>> begin Records for processing

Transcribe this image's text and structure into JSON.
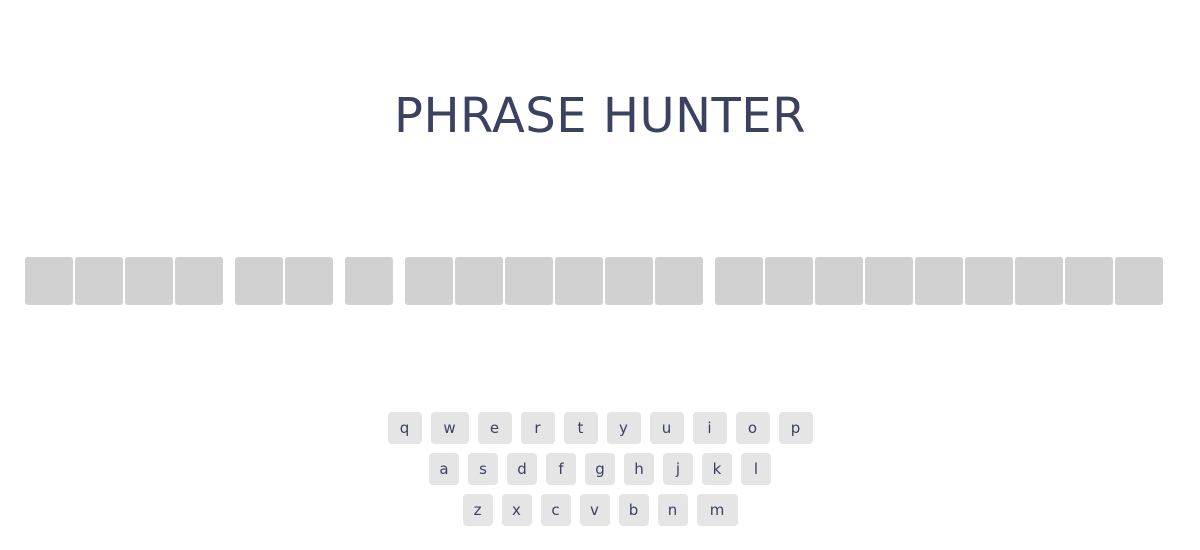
{
  "header": {
    "title": "PHRASE HUNTER"
  },
  "phrase": {
    "word_lengths": [
      4,
      2,
      1,
      6,
      9
    ],
    "revealed_letters": []
  },
  "keyboard": {
    "rows": [
      [
        "q",
        "w",
        "e",
        "r",
        "t",
        "y",
        "u",
        "i",
        "o",
        "p"
      ],
      [
        "a",
        "s",
        "d",
        "f",
        "g",
        "h",
        "j",
        "k",
        "l"
      ],
      [
        "z",
        "x",
        "c",
        "v",
        "b",
        "n",
        "m"
      ]
    ]
  },
  "colors": {
    "title": "#3b4260",
    "tile": "#d1d1d1",
    "key_bg": "#e5e5e5",
    "key_text": "#3b4260"
  }
}
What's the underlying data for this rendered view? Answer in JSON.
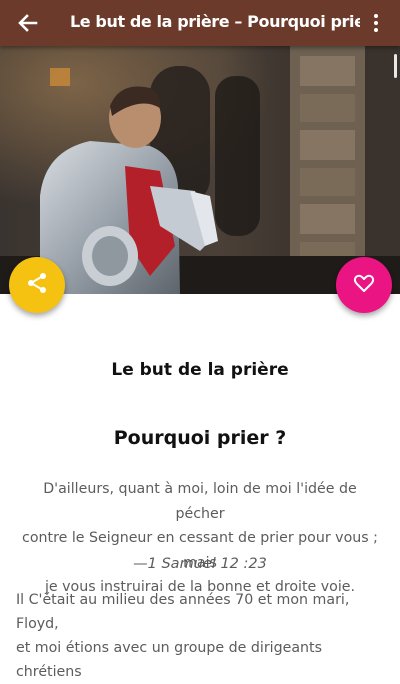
{
  "appbar": {
    "title": "Le but de la prière – Pourquoi prier ?",
    "back_icon": "arrow-back-icon",
    "menu_icon": "more-vert-icon",
    "color": "#6b3a2a"
  },
  "hero": {
    "image_alt": "knight-in-armor-praying-image"
  },
  "fabs": {
    "share": {
      "icon": "share-icon",
      "color": "#f5c211"
    },
    "favorite": {
      "icon": "heart-outline-icon",
      "color": "#ea1583"
    }
  },
  "article": {
    "heading": "Le but de la prière",
    "subheading": "Pourquoi prier ?",
    "verse_lines": [
      "D'ailleurs, quant à moi, loin de moi l'idée de pécher",
      "contre le Seigneur en cessant de prier pour vous ; mais",
      "je vous instruirai de la bonne et droite voie."
    ],
    "verse_reference": "—1 Samuel 12 :23",
    "body_lines": [
      "Il C'était au milieu des années 70 et mon mari, Floyd,",
      "et moi étions avec un groupe de dirigeants chrétiens"
    ]
  }
}
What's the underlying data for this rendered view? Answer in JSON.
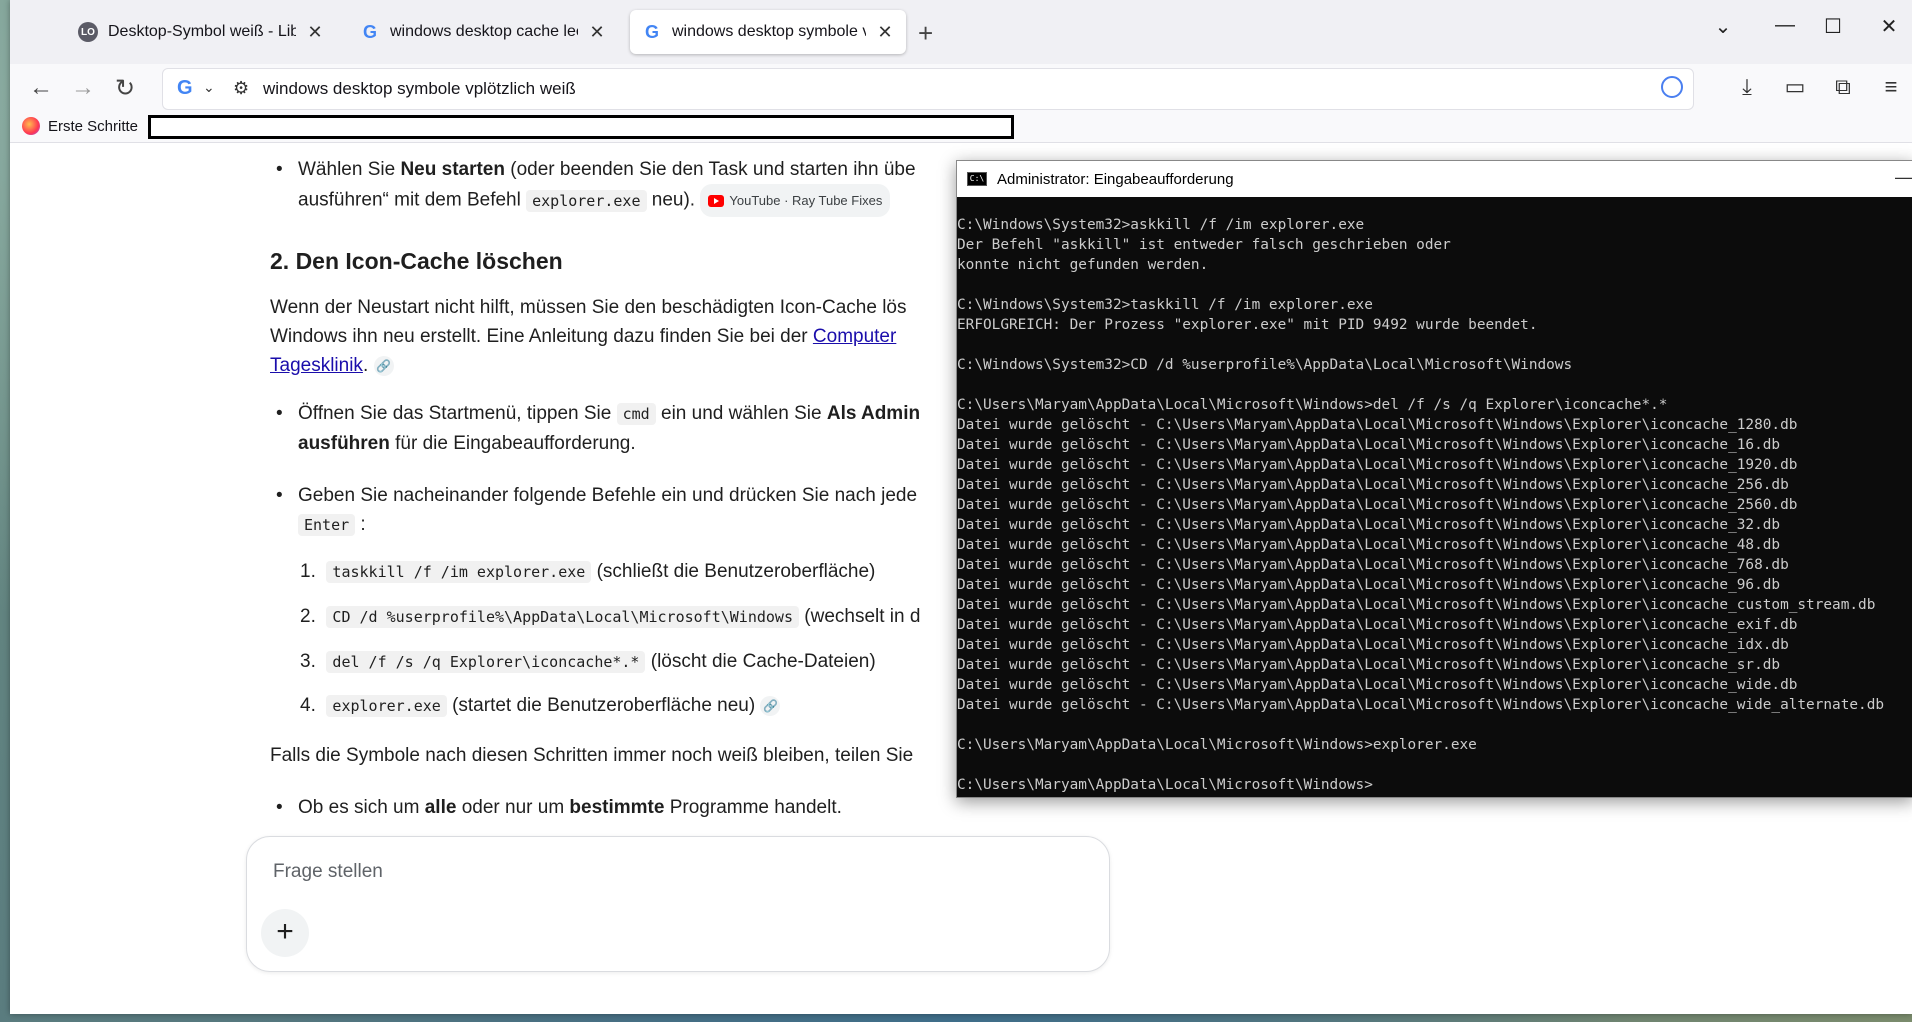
{
  "tabs": [
    {
      "label": "Desktop-Symbol weiß - LibreOf",
      "favicon": "libreoffice-icon"
    },
    {
      "label": "windows desktop cache leeren ·",
      "favicon": "google-icon"
    },
    {
      "label": "windows desktop symbole vplöt",
      "favicon": "google-icon",
      "active": true
    }
  ],
  "address": {
    "url": "windows desktop symbole vplötzlich weiß"
  },
  "bookmarks": {
    "first": "Erste Schritte"
  },
  "article": {
    "b1_pre": "Wählen Sie ",
    "b1_bold": "Neu starten",
    "b1_post": " (oder beenden Sie den Task und starten ihn übe",
    "b1_line2_pre": "ausführen“ mit dem Befehl ",
    "b1_code": "explorer.exe",
    "b1_line2_post": " neu).",
    "chip": "YouTube · Ray Tube Fixes",
    "h2": "2. Den Icon-Cache löschen",
    "p1_l1": "Wenn der Neustart nicht hilft, müssen Sie den beschädigten Icon-Cache lös",
    "p1_l2_pre": "Windows ihn neu erstellt. Eine Anleitung dazu finden Sie bei der ",
    "p1_link1": "Computer",
    "p1_link2": "Tagesklinik",
    "p1_end": ".",
    "b2_pre": "Öffnen Sie das Startmenü, tippen Sie ",
    "b2_code": "cmd",
    "b2_mid": " ein und wählen Sie ",
    "b2_bold1": "Als Admin",
    "b2_bold2": "ausführen",
    "b2_post": " für die Eingabeaufforderung.",
    "b3_l1": "Geben Sie nacheinander folgende Befehle ein und drücken Sie nach jede",
    "b3_code": "Enter",
    "b3_colon": " :",
    "steps": [
      {
        "num": "1.",
        "code": "taskkill /f /im explorer.exe",
        "text": " (schließt die Benutzeroberfläche)"
      },
      {
        "num": "2.",
        "code": "CD /d %userprofile%\\AppData\\Local\\Microsoft\\Windows",
        "text": " (wechselt in d"
      },
      {
        "num": "3.",
        "code": "del /f /s /q Explorer\\iconcache*.*",
        "text": " (löscht die Cache-Dateien)"
      },
      {
        "num": "4.",
        "code": "explorer.exe",
        "text": " (startet die Benutzeroberfläche neu)"
      }
    ],
    "p2": "Falls die Symbole nach diesen Schritten immer noch weiß bleiben, teilen Sie",
    "b4_pre": "Ob es sich um ",
    "b4_bold1": "alle",
    "b4_mid": " oder nur um ",
    "b4_bold2": "bestimmte",
    "b4_post": " Programme handelt."
  },
  "ask": {
    "placeholder": "Frage stellen",
    "plus": "+"
  },
  "cmd": {
    "title": "Administrator: Eingabeaufforderung",
    "lines": [
      "C:\\Windows\\System32>askkill /f /im explorer.exe",
      "Der Befehl \"askkill\" ist entweder falsch geschrieben oder",
      "konnte nicht gefunden werden.",
      "",
      "C:\\Windows\\System32>taskkill /f /im explorer.exe",
      "ERFOLGREICH: Der Prozess \"explorer.exe\" mit PID 9492 wurde beendet.",
      "",
      "C:\\Windows\\System32>CD /d %userprofile%\\AppData\\Local\\Microsoft\\Windows",
      "",
      "C:\\Users\\Maryam\\AppData\\Local\\Microsoft\\Windows>del /f /s /q Explorer\\iconcache*.*",
      "Datei wurde gelöscht - C:\\Users\\Maryam\\AppData\\Local\\Microsoft\\Windows\\Explorer\\iconcache_1280.db",
      "Datei wurde gelöscht - C:\\Users\\Maryam\\AppData\\Local\\Microsoft\\Windows\\Explorer\\iconcache_16.db",
      "Datei wurde gelöscht - C:\\Users\\Maryam\\AppData\\Local\\Microsoft\\Windows\\Explorer\\iconcache_1920.db",
      "Datei wurde gelöscht - C:\\Users\\Maryam\\AppData\\Local\\Microsoft\\Windows\\Explorer\\iconcache_256.db",
      "Datei wurde gelöscht - C:\\Users\\Maryam\\AppData\\Local\\Microsoft\\Windows\\Explorer\\iconcache_2560.db",
      "Datei wurde gelöscht - C:\\Users\\Maryam\\AppData\\Local\\Microsoft\\Windows\\Explorer\\iconcache_32.db",
      "Datei wurde gelöscht - C:\\Users\\Maryam\\AppData\\Local\\Microsoft\\Windows\\Explorer\\iconcache_48.db",
      "Datei wurde gelöscht - C:\\Users\\Maryam\\AppData\\Local\\Microsoft\\Windows\\Explorer\\iconcache_768.db",
      "Datei wurde gelöscht - C:\\Users\\Maryam\\AppData\\Local\\Microsoft\\Windows\\Explorer\\iconcache_96.db",
      "Datei wurde gelöscht - C:\\Users\\Maryam\\AppData\\Local\\Microsoft\\Windows\\Explorer\\iconcache_custom_stream.db",
      "Datei wurde gelöscht - C:\\Users\\Maryam\\AppData\\Local\\Microsoft\\Windows\\Explorer\\iconcache_exif.db",
      "Datei wurde gelöscht - C:\\Users\\Maryam\\AppData\\Local\\Microsoft\\Windows\\Explorer\\iconcache_idx.db",
      "Datei wurde gelöscht - C:\\Users\\Maryam\\AppData\\Local\\Microsoft\\Windows\\Explorer\\iconcache_sr.db",
      "Datei wurde gelöscht - C:\\Users\\Maryam\\AppData\\Local\\Microsoft\\Windows\\Explorer\\iconcache_wide.db",
      "Datei wurde gelöscht - C:\\Users\\Maryam\\AppData\\Local\\Microsoft\\Windows\\Explorer\\iconcache_wide_alternate.db",
      "",
      "C:\\Users\\Maryam\\AppData\\Local\\Microsoft\\Windows>explorer.exe",
      "",
      "C:\\Users\\Maryam\\AppData\\Local\\Microsoft\\Windows>"
    ]
  },
  "colors": {
    "link": "#1a0dab",
    "console_bg": "#0c0c0c",
    "console_fg": "#cccccc"
  }
}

>> end Records for processing

■ Set task
Search the records above for the string "ausführen". Copy every line that contains it.

■ Output below
    "b1_line2_pre": "ausführen“ mit dem Befehl ",
    "b2_bold2": "ausführen",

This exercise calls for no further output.